Part of a data file
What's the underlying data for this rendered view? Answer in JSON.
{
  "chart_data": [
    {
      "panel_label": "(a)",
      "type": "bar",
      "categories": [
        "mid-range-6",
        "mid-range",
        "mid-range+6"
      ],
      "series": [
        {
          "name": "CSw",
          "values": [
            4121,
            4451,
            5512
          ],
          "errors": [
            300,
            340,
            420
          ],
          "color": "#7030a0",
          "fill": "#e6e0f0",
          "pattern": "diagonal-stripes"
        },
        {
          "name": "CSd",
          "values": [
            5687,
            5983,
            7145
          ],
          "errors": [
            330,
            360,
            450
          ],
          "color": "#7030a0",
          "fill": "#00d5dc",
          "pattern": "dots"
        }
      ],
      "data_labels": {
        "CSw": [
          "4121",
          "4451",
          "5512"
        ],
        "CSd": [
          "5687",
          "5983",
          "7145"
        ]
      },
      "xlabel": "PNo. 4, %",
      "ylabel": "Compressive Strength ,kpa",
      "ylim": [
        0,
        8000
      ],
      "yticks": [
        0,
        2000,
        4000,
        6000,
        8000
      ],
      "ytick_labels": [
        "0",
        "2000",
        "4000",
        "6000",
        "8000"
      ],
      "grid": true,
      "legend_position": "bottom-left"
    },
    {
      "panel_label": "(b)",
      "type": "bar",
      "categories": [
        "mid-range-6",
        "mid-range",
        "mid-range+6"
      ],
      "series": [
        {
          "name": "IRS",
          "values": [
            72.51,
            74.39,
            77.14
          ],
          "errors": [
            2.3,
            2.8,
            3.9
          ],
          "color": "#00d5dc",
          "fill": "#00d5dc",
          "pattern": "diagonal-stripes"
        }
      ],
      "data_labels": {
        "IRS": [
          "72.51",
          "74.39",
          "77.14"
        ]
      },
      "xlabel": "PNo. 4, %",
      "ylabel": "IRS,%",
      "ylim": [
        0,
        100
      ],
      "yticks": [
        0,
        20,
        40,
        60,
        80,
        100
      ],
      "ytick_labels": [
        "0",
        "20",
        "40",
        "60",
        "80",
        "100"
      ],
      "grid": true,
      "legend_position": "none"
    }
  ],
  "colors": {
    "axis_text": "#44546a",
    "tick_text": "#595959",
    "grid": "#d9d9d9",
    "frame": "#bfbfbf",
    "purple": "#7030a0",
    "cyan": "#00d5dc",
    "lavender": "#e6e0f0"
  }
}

* * *

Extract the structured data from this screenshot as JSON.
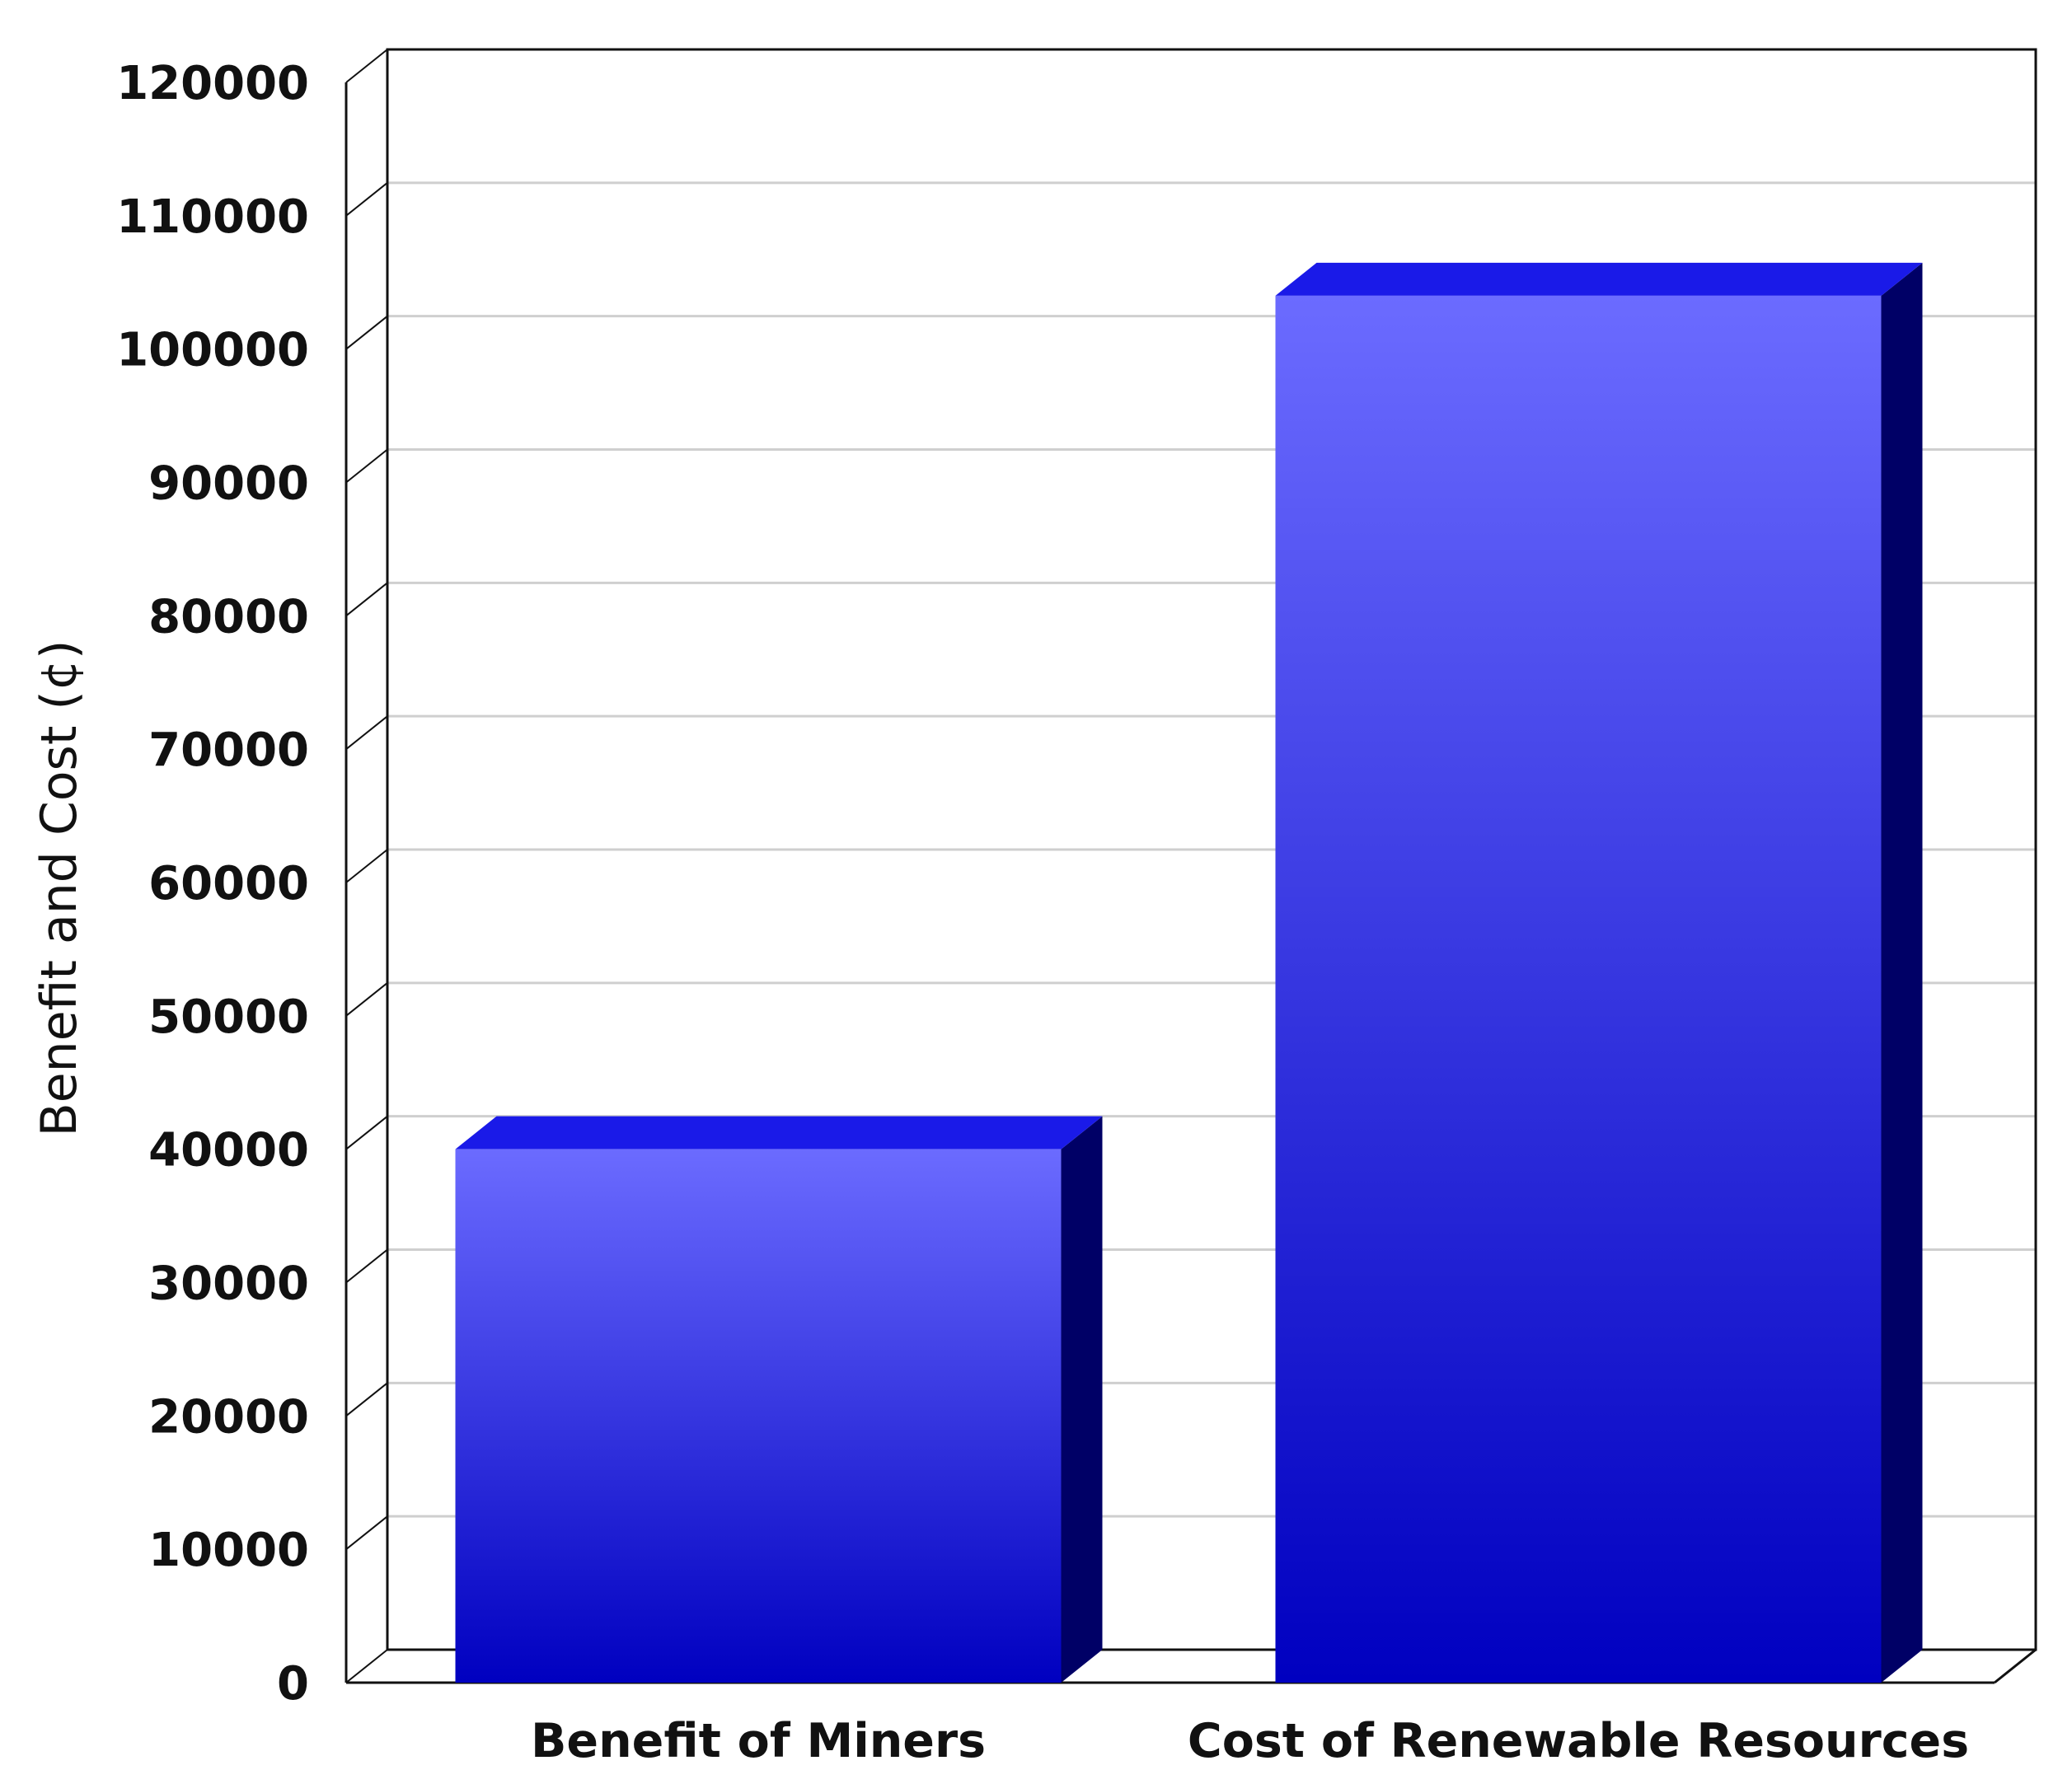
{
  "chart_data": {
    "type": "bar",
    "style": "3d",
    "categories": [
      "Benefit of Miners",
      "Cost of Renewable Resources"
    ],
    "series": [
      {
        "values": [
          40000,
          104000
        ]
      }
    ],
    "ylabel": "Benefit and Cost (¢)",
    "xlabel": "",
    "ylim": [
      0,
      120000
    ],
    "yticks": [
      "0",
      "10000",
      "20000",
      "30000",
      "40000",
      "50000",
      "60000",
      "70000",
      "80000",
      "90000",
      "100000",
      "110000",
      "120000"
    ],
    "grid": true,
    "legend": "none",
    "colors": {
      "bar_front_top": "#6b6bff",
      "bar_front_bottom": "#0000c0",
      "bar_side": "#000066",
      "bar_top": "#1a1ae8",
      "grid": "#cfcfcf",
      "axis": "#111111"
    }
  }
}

Exercise directions:
List all lines where "Cost" occurs.

Exercise result:
      "Cost of Renewable Resources"
    "ylabel": "Benefit and Cost (¢)",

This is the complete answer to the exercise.